(Stored items from a collection)
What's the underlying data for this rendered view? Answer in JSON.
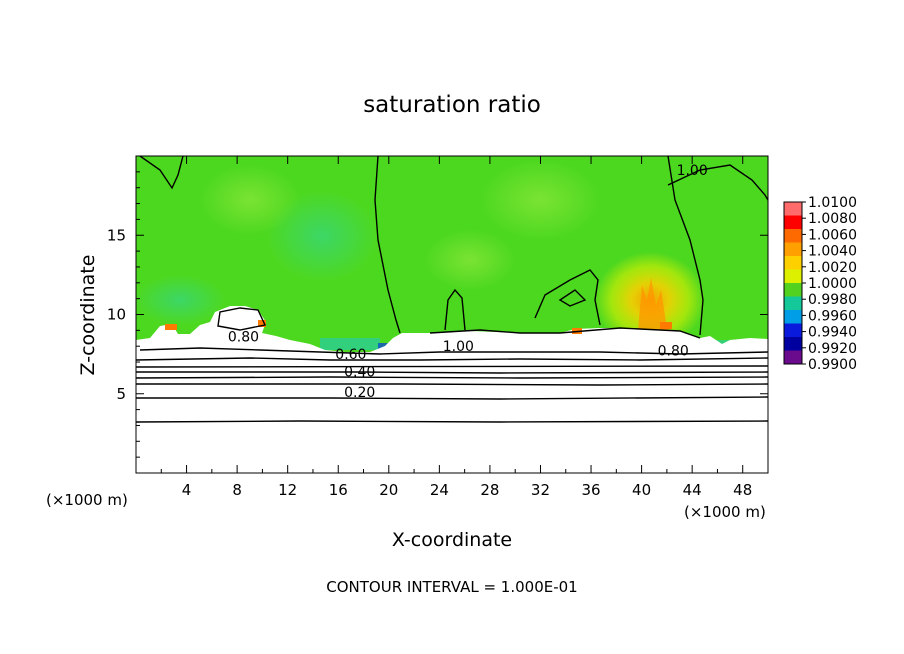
{
  "chart_data": {
    "type": "heatmap",
    "title": "saturation ratio",
    "xlabel": "X-coordinate",
    "ylabel": "Z-coordinate",
    "x_unit_left": "(×1000 m)",
    "x_unit_right": "(×1000 m)",
    "xlim": [
      0,
      50
    ],
    "ylim": [
      0,
      20
    ],
    "x_ticks": [
      4,
      8,
      12,
      16,
      20,
      24,
      28,
      32,
      36,
      40,
      44,
      48
    ],
    "y_ticks": [
      5,
      10,
      15
    ],
    "contour_labels": [
      {
        "text": "1.00",
        "x": 44,
        "y": 18.8
      },
      {
        "text": "0.80",
        "x": 8.5,
        "y": 8.3
      },
      {
        "text": "0.60",
        "x": 17,
        "y": 7.2
      },
      {
        "text": "1.00",
        "x": 25.5,
        "y": 7.7
      },
      {
        "text": "0.80",
        "x": 42.5,
        "y": 7.4
      },
      {
        "text": "0.40",
        "x": 17.7,
        "y": 6.1
      },
      {
        "text": "0.20",
        "x": 17.7,
        "y": 4.8
      }
    ],
    "colorbar": {
      "labels": [
        "1.0100",
        "1.0080",
        "1.0060",
        "1.0040",
        "1.0020",
        "1.0000",
        "0.9980",
        "0.9960",
        "0.9940",
        "0.9920",
        "0.9900"
      ],
      "colors": [
        "#ff6b6b",
        "#ff0000",
        "#ff6a00",
        "#ff9f00",
        "#ffd000",
        "#dcf000",
        "#52d21f",
        "#14c89a",
        "#009ee6",
        "#0a1adc",
        "#0000a0",
        "#6a0a8c"
      ]
    },
    "field": {
      "background_color": "#4dd820",
      "subsaturated_below_km": 8.8,
      "moist_patch": {
        "x_center": 41,
        "z_center": 10,
        "max_value": 1.005
      }
    },
    "footer": "CONTOUR INTERVAL = 1.000E-01"
  }
}
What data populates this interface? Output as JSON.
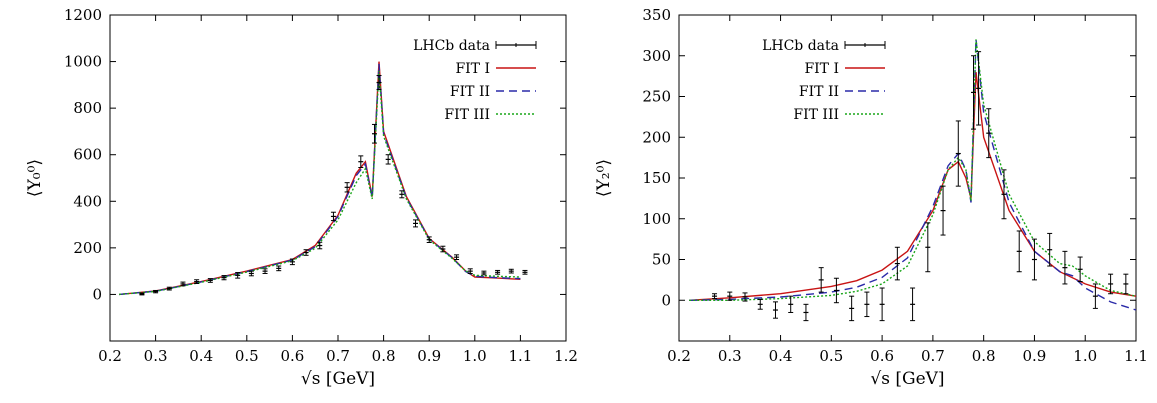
{
  "chart_data": [
    {
      "type": "line",
      "xlabel": "√s [GeV]",
      "ylabel": "⟨Y₀⁰⟩",
      "xlim": [
        0.2,
        1.2
      ],
      "ylim": [
        -200,
        1200
      ],
      "xticks": [
        "0.2",
        "0.3",
        "0.4",
        "0.5",
        "0.6",
        "0.7",
        "0.8",
        "0.9",
        "1.0",
        "1.1",
        "1.2"
      ],
      "yticks": [
        "0",
        "200",
        "400",
        "600",
        "800",
        "1000",
        "1200"
      ],
      "legend_position": "top-right",
      "data_points": {
        "name": "LHCb data",
        "x": [
          0.27,
          0.3,
          0.33,
          0.36,
          0.39,
          0.42,
          0.45,
          0.48,
          0.51,
          0.54,
          0.57,
          0.6,
          0.63,
          0.66,
          0.69,
          0.72,
          0.75,
          0.78,
          0.79,
          0.81,
          0.84,
          0.87,
          0.9,
          0.93,
          0.96,
          0.99,
          1.02,
          1.05,
          1.08,
          1.11
        ],
        "y": [
          2,
          12,
          25,
          45,
          55,
          60,
          72,
          82,
          90,
          100,
          112,
          140,
          180,
          210,
          335,
          460,
          570,
          690,
          910,
          580,
          430,
          305,
          235,
          195,
          160,
          100,
          92,
          95,
          100,
          95
        ],
        "err": [
          4,
          5,
          6,
          8,
          8,
          8,
          9,
          12,
          10,
          10,
          10,
          12,
          12,
          14,
          18,
          20,
          25,
          40,
          30,
          20,
          15,
          15,
          12,
          12,
          10,
          10,
          8,
          8,
          8,
          8
        ]
      },
      "series": [
        {
          "name": "FIT I",
          "color": "#c81414",
          "x": [
            0.22,
            0.3,
            0.4,
            0.5,
            0.6,
            0.65,
            0.7,
            0.74,
            0.76,
            0.775,
            0.79,
            0.8,
            0.85,
            0.9,
            0.95,
            0.98,
            1.0,
            1.05,
            1.1
          ],
          "y": [
            0,
            15,
            55,
            100,
            150,
            210,
            340,
            520,
            570,
            420,
            1000,
            700,
            420,
            240,
            160,
            100,
            75,
            70,
            65
          ]
        },
        {
          "name": "FIT II",
          "color": "#2a2aa8",
          "x": [
            0.22,
            0.3,
            0.4,
            0.5,
            0.6,
            0.65,
            0.7,
            0.74,
            0.76,
            0.775,
            0.79,
            0.8,
            0.85,
            0.9,
            0.95,
            0.98,
            1.0,
            1.05,
            1.1
          ],
          "y": [
            0,
            14,
            54,
            98,
            148,
            205,
            335,
            510,
            560,
            415,
            990,
            690,
            415,
            238,
            158,
            98,
            78,
            72,
            68
          ]
        },
        {
          "name": "FIT III",
          "color": "#19a619",
          "x": [
            0.22,
            0.3,
            0.4,
            0.5,
            0.6,
            0.65,
            0.7,
            0.74,
            0.76,
            0.775,
            0.79,
            0.8,
            0.85,
            0.9,
            0.95,
            0.98,
            1.0,
            1.05,
            1.1
          ],
          "y": [
            0,
            13,
            52,
            96,
            145,
            198,
            320,
            480,
            540,
            410,
            960,
            680,
            410,
            235,
            155,
            100,
            82,
            78,
            75
          ]
        }
      ]
    },
    {
      "type": "line",
      "xlabel": "√s [GeV]",
      "ylabel": "⟨Y₂⁰⟩",
      "xlim": [
        0.2,
        1.1
      ],
      "ylim": [
        -50,
        350
      ],
      "xticks": [
        "0.2",
        "0.3",
        "0.4",
        "0.5",
        "0.6",
        "0.7",
        "0.8",
        "0.9",
        "1.0",
        "1.1"
      ],
      "yticks": [
        "0",
        "50",
        "100",
        "150",
        "200",
        "250",
        "300",
        "350"
      ],
      "legend_position": "top-left",
      "data_points": {
        "name": "LHCb data",
        "x": [
          0.27,
          0.3,
          0.33,
          0.36,
          0.39,
          0.42,
          0.45,
          0.48,
          0.51,
          0.54,
          0.57,
          0.6,
          0.63,
          0.66,
          0.69,
          0.72,
          0.75,
          0.78,
          0.79,
          0.81,
          0.84,
          0.87,
          0.9,
          0.93,
          0.96,
          0.99,
          1.02,
          1.05,
          1.08
        ],
        "y": [
          5,
          5,
          4,
          -5,
          -12,
          -5,
          -15,
          25,
          12,
          -10,
          -5,
          -5,
          45,
          -5,
          65,
          110,
          180,
          255,
          260,
          205,
          130,
          60,
          50,
          62,
          40,
          38,
          5,
          20,
          20
        ],
        "err": [
          3,
          5,
          5,
          6,
          10,
          10,
          10,
          15,
          15,
          15,
          15,
          20,
          20,
          20,
          30,
          30,
          40,
          45,
          45,
          30,
          30,
          25,
          25,
          20,
          20,
          15,
          15,
          12,
          12
        ]
      },
      "series": [
        {
          "name": "FIT I",
          "color": "#c81414",
          "x": [
            0.22,
            0.3,
            0.4,
            0.5,
            0.55,
            0.6,
            0.65,
            0.7,
            0.73,
            0.75,
            0.765,
            0.775,
            0.785,
            0.8,
            0.85,
            0.9,
            0.95,
            1.0,
            1.05,
            1.1
          ],
          "y": [
            0,
            3,
            8,
            17,
            24,
            37,
            60,
            110,
            160,
            170,
            150,
            125,
            280,
            200,
            110,
            60,
            35,
            20,
            10,
            5
          ]
        },
        {
          "name": "FIT II",
          "color": "#2a2aa8",
          "x": [
            0.22,
            0.3,
            0.4,
            0.5,
            0.55,
            0.6,
            0.65,
            0.7,
            0.73,
            0.75,
            0.765,
            0.775,
            0.785,
            0.8,
            0.85,
            0.9,
            0.95,
            0.975,
            1.0,
            1.05,
            1.1
          ],
          "y": [
            0,
            1,
            4,
            10,
            16,
            28,
            52,
            115,
            165,
            180,
            160,
            120,
            320,
            230,
            120,
            60,
            35,
            30,
            15,
            -2,
            -12
          ]
        },
        {
          "name": "FIT III",
          "color": "#19a619",
          "x": [
            0.22,
            0.3,
            0.4,
            0.5,
            0.55,
            0.6,
            0.65,
            0.7,
            0.73,
            0.75,
            0.765,
            0.775,
            0.785,
            0.8,
            0.85,
            0.9,
            0.95,
            0.975,
            1.0,
            1.05,
            1.1
          ],
          "y": [
            0,
            0,
            2,
            6,
            11,
            20,
            42,
            105,
            160,
            175,
            160,
            122,
            320,
            240,
            130,
            72,
            45,
            42,
            30,
            12,
            5
          ]
        }
      ]
    }
  ]
}
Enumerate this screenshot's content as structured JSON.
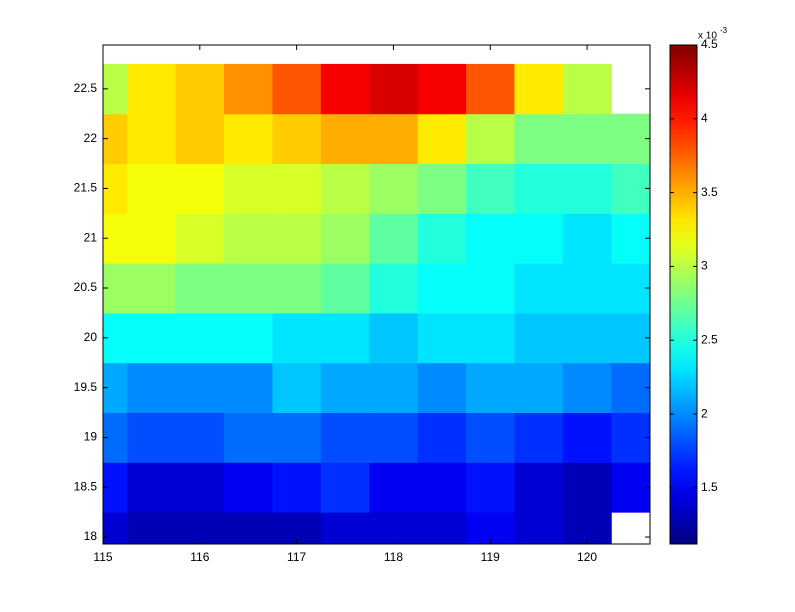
{
  "chart_data": {
    "type": "heatmap",
    "x": [
      115,
      115.5,
      116,
      116.5,
      117,
      117.5,
      118,
      118.5,
      119,
      119.5,
      120,
      120.5
    ],
    "y": [
      18,
      18.5,
      19,
      19.5,
      20,
      20.5,
      21,
      21.5,
      22,
      22.5
    ],
    "z": [
      [
        1.4,
        1.3,
        1.3,
        1.3,
        1.3,
        1.4,
        1.4,
        1.4,
        1.5,
        1.4,
        1.3,
        null
      ],
      [
        1.6,
        1.4,
        1.4,
        1.5,
        1.6,
        1.7,
        1.5,
        1.5,
        1.6,
        1.4,
        1.3,
        1.5
      ],
      [
        1.9,
        1.8,
        1.8,
        1.9,
        1.9,
        1.8,
        1.8,
        1.7,
        1.8,
        1.7,
        1.6,
        1.7
      ],
      [
        2.1,
        2.0,
        2.0,
        2.0,
        2.2,
        2.1,
        2.1,
        2.0,
        2.1,
        2.1,
        2.0,
        1.9
      ],
      [
        2.4,
        2.4,
        2.4,
        2.4,
        2.3,
        2.3,
        2.2,
        2.3,
        2.3,
        2.2,
        2.2,
        2.2
      ],
      [
        2.9,
        2.9,
        2.8,
        2.8,
        2.8,
        2.7,
        2.5,
        2.4,
        2.4,
        2.3,
        2.3,
        2.3
      ],
      [
        3.2,
        3.2,
        3.1,
        3.0,
        3.0,
        2.9,
        2.7,
        2.5,
        2.4,
        2.4,
        2.3,
        2.4
      ],
      [
        3.3,
        3.2,
        3.2,
        3.1,
        3.1,
        3.0,
        2.9,
        2.8,
        2.6,
        2.5,
        2.5,
        2.6
      ],
      [
        3.4,
        3.3,
        3.4,
        3.3,
        3.4,
        3.5,
        3.5,
        3.3,
        3.0,
        2.8,
        2.8,
        2.8
      ],
      [
        3.0,
        3.3,
        3.4,
        3.6,
        3.8,
        4.1,
        4.2,
        4.1,
        3.8,
        3.3,
        3.0,
        null
      ]
    ],
    "colormap": "jet",
    "xlim": [
      115,
      120.65
    ],
    "xticks": [
      115,
      116,
      117,
      118,
      119,
      120
    ],
    "ylim": [
      17.93,
      22.94
    ],
    "yticks": [
      18,
      18.5,
      19,
      19.5,
      20,
      20.5,
      21,
      21.5,
      22,
      22.5
    ],
    "clim": [
      1.12,
      4.5
    ],
    "cticks": [
      1.5,
      2,
      2.5,
      3,
      3.5,
      4,
      4.5
    ],
    "colorbar_multiplier": "x 10",
    "colorbar_exponent": "-3"
  }
}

TASK:
Pull every line containing "ylabel" out of the data above.

THE ANSWER:
    "ylabel": "Z-coordinate",
      "ylabel": "⟨Y₀⁰⟩",
      "ylabel": "⟨Y₂⁰⟩",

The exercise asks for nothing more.